Task to carry out: Your task is to gather the lines below that hold the string "Drive".

-- BEGIN --

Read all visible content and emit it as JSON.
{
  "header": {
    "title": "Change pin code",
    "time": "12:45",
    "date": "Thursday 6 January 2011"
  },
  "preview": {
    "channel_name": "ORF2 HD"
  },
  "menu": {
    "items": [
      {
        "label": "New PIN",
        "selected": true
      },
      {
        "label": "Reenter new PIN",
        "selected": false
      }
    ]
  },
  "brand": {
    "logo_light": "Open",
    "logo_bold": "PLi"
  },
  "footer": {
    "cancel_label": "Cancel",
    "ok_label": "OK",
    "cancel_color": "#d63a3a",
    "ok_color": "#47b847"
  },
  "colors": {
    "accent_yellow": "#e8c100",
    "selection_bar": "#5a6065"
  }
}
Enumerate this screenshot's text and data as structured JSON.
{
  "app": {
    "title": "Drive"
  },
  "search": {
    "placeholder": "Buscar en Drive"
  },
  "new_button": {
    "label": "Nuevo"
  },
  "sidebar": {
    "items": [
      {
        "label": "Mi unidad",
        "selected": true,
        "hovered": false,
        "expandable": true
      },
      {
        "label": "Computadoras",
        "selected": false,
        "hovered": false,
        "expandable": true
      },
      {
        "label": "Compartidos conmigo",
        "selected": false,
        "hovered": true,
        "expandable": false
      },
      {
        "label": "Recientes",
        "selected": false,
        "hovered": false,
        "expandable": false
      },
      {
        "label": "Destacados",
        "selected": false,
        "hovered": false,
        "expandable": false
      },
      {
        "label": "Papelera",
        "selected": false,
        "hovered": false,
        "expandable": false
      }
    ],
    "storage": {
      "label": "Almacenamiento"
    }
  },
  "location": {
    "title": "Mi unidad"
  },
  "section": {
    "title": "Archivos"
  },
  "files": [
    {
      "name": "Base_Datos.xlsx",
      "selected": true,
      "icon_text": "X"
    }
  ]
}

-- END --

Full answer:
    "title": "Drive"
    "placeholder": "Buscar en Drive"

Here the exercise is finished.